Output the records exactly. Include every line.
--- start SUPPLIED RECORDS ---
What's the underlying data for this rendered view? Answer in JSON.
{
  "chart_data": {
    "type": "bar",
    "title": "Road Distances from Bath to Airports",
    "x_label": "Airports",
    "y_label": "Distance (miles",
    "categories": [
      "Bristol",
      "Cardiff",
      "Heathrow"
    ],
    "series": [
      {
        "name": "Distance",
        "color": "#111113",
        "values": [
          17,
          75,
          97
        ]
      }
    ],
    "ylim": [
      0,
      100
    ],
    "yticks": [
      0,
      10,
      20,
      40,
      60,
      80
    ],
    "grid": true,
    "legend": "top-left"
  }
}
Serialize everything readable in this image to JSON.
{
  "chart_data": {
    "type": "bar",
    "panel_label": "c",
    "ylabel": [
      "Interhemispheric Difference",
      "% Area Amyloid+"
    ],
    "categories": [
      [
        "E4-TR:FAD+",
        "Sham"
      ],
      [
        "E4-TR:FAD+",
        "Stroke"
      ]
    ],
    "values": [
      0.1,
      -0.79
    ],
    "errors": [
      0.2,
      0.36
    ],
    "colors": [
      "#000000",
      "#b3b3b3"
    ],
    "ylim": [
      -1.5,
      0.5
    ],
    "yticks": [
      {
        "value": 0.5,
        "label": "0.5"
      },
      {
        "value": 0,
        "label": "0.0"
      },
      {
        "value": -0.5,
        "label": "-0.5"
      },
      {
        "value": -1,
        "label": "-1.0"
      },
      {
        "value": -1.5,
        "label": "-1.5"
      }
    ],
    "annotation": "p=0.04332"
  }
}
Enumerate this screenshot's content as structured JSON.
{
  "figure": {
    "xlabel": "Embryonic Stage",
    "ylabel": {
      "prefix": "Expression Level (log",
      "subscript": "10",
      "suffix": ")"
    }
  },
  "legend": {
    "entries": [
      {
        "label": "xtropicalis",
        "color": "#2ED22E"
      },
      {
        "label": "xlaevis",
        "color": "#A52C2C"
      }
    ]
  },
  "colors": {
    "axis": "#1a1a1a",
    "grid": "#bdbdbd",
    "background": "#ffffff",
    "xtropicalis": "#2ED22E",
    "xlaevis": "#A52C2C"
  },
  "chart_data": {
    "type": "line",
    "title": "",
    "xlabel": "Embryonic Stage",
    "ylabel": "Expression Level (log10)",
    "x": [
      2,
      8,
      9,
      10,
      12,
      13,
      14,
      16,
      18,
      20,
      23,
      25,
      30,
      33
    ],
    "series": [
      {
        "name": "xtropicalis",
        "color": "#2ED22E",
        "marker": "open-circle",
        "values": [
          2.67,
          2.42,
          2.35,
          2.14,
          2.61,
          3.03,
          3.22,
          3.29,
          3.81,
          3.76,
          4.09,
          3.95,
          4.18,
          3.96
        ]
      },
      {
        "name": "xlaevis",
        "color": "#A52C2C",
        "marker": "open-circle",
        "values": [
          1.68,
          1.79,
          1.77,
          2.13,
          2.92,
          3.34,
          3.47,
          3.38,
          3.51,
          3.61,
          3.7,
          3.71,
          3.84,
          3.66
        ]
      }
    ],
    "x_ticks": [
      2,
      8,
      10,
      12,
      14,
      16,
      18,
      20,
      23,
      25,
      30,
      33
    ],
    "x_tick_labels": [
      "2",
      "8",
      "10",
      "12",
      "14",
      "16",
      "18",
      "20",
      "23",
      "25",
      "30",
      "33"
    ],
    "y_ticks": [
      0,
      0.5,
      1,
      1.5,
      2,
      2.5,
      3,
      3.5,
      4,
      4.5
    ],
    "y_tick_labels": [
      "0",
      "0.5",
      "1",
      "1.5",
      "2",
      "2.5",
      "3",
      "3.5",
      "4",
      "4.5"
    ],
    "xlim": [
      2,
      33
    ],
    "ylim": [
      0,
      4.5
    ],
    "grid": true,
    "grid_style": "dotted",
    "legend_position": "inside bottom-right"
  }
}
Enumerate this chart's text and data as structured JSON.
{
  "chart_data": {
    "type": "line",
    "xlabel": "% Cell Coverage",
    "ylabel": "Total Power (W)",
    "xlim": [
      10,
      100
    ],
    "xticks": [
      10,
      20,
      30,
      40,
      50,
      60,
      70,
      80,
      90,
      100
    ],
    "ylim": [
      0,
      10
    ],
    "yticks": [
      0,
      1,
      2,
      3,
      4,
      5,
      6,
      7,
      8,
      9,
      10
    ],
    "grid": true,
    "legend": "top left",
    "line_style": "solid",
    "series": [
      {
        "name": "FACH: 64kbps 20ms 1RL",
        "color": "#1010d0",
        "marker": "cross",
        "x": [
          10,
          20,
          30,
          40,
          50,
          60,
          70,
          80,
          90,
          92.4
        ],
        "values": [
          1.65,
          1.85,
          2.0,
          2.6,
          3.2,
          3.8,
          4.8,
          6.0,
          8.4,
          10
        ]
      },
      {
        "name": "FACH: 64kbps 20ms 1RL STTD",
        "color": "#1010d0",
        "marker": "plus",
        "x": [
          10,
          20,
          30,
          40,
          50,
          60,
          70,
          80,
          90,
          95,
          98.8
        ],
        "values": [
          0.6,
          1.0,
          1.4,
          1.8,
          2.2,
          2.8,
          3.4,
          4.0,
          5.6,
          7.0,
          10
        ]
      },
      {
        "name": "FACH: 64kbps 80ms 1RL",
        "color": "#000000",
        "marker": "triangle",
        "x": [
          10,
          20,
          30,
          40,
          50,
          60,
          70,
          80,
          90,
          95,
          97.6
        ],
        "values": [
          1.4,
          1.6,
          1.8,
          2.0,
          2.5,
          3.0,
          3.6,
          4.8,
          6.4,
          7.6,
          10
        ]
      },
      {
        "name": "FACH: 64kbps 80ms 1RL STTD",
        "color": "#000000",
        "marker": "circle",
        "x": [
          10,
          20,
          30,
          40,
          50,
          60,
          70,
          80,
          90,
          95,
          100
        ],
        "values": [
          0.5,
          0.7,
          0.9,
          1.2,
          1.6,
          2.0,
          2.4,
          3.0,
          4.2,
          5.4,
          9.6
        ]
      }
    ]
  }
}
--- end SUPPLIED RECORDS ---
== RESULT OF THE TASK ==
What's the underlying data for this rendered view? Answer in JSON.
{
  "chart_data": {
    "type": "bar",
    "title": "Road Distances from Bath to Airports",
    "x_label": "Airports",
    "y_label": "Distance (miles",
    "categories": [
      "Bristol",
      "Cardiff",
      "Heathrow"
    ],
    "series": [
      {
        "name": "Distance",
        "color": "#111113",
        "values": [
          17,
          75,
          97
        ]
      }
    ],
    "ylim": [
      0,
      100
    ],
    "yticks": [
      0,
      10,
      20,
      40,
      60,
      80
    ],
    "grid": true,
    "legend": "top-left"
  }
}
Serialize everything readable in this image to JSON.
{
  "chart_data": {
    "type": "bar",
    "panel_label": "c",
    "ylabel": [
      "Interhemispheric Difference",
      "% Area Amyloid+"
    ],
    "categories": [
      [
        "E4-TR:FAD+",
        "Sham"
      ],
      [
        "E4-TR:FAD+",
        "Stroke"
      ]
    ],
    "values": [
      0.1,
      -0.79
    ],
    "errors": [
      0.2,
      0.36
    ],
    "colors": [
      "#000000",
      "#b3b3b3"
    ],
    "ylim": [
      -1.5,
      0.5
    ],
    "yticks": [
      {
        "value": 0.5,
        "label": "0.5"
      },
      {
        "value": 0,
        "label": "0.0"
      },
      {
        "value": -0.5,
        "label": "-0.5"
      },
      {
        "value": -1,
        "label": "-1.0"
      },
      {
        "value": -1.5,
        "label": "-1.5"
      }
    ],
    "annotation": "p=0.04332"
  }
}
Enumerate this screenshot's content as structured JSON.
{
  "figure": {
    "xlabel": "Embryonic Stage",
    "ylabel": {
      "prefix": "Expression Level (log",
      "subscript": "10",
      "suffix": ")"
    }
  },
  "legend": {
    "entries": [
      {
        "label": "xtropicalis",
        "color": "#2ED22E"
      },
      {
        "label": "xlaevis",
        "color": "#A52C2C"
      }
    ]
  },
  "colors": {
    "axis": "#1a1a1a",
    "grid": "#bdbdbd",
    "background": "#ffffff",
    "xtropicalis": "#2ED22E",
    "xlaevis": "#A52C2C"
  },
  "chart_data": {
    "type": "line",
    "title": "",
    "xlabel": "Embryonic Stage",
    "ylabel": "Expression Level (log10)",
    "x": [
      2,
      8,
      9,
      10,
      12,
      13,
      14,
      16,
      18,
      20,
      23,
      25,
      30,
      33
    ],
    "series": [
      {
        "name": "xtropicalis",
        "color": "#2ED22E",
        "marker": "open-circle",
        "values": [
          2.67,
          2.42,
          2.35,
          2.14,
          2.61,
          3.03,
          3.22,
          3.29,
          3.81,
          3.76,
          4.09,
          3.95,
          4.18,
          3.96
        ]
      },
      {
        "name": "xlaevis",
        "color": "#A52C2C",
        "marker": "open-circle",
        "values": [
          1.68,
          1.79,
          1.77,
          2.13,
          2.92,
          3.34,
          3.47,
          3.38,
          3.51,
          3.61,
          3.7,
          3.71,
          3.84,
          3.66
        ]
      }
    ],
    "x_ticks": [
      2,
      8,
      10,
      12,
      14,
      16,
      18,
      20,
      23,
      25,
      30,
      33
    ],
    "x_tick_labels": [
      "2",
      "8",
      "10",
      "12",
      "14",
      "16",
      "18",
      "20",
      "23",
      "25",
      "30",
      "33"
    ],
    "y_ticks": [
      0,
      0.5,
      1,
      1.5,
      2,
      2.5,
      3,
      3.5,
      4,
      4.5
    ],
    "y_tick_labels": [
      "0",
      "0.5",
      "1",
      "1.5",
      "2",
      "2.5",
      "3",
      "3.5",
      "4",
      "4.5"
    ],
    "xlim": [
      2,
      33
    ],
    "ylim": [
      0,
      4.5
    ],
    "grid": true,
    "grid_style": "dotted",
    "legend_position": "inside bottom-right"
  }
}
Enumerate this chart's text and data as structured JSON.
{
  "chart_data": {
    "type": "line",
    "xlabel": "% Cell Coverage",
    "ylabel": "Total Power (W)",
    "xlim": [
      10,
      100
    ],
    "xticks": [
      10,
      20,
      30,
      40,
      50,
      60,
      70,
      80,
      90,
      100
    ],
    "ylim": [
      0,
      10
    ],
    "yticks": [
      0,
      1,
      2,
      3,
      4,
      5,
      6,
      7,
      8,
      9,
      10
    ],
    "grid": true,
    "legend": "top left",
    "line_style": "solid",
    "series": [
      {
        "name": "FACH: 64kbps 20ms 1RL",
        "color": "#1010d0",
        "marker": "cross",
        "x": [
          10,
          20,
          30,
          40,
          50,
          60,
          70,
          80,
          90,
          92.4
        ],
        "values": [
          1.65,
          1.85,
          2.0,
          2.6,
          3.2,
          3.8,
          4.8,
          6.0,
          8.4,
          10
        ]
      },
      {
        "name": "FACH: 64kbps 20ms 1RL STTD",
        "color": "#1010d0",
        "marker": "plus",
        "x": [
          10,
          20,
          30,
          40,
          50,
          60,
          70,
          80,
          90,
          95,
          98.8
        ],
        "values": [
          0.6,
          1.0,
          1.4,
          1.8,
          2.2,
          2.8,
          3.4,
          4.0,
          5.6,
          7.0,
          10
        ]
      },
      {
        "name": "FACH: 64kbps 80ms 1RL",
        "color": "#000000",
        "marker": "triangle",
        "x": [
          10,
          20,
          30,
          40,
          50,
          60,
          70,
          80,
          90,
          95,
          97.6
        ],
        "values": [
          1.4,
          1.6,
          1.8,
          2.0,
          2.5,
          3.0,
          3.6,
          4.8,
          6.4,
          7.6,
          10
        ]
      },
      {
        "name": "FACH: 64kbps 80ms 1RL STTD",
        "color": "#000000",
        "marker": "circle",
        "x": [
          10,
          20,
          30,
          40,
          50,
          60,
          70,
          80,
          90,
          95,
          100
        ],
        "values": [
          0.5,
          0.7,
          0.9,
          1.2,
          1.6,
          2.0,
          2.4,
          3.0,
          4.2,
          5.4,
          9.6
        ]
      }
    ]
  }
}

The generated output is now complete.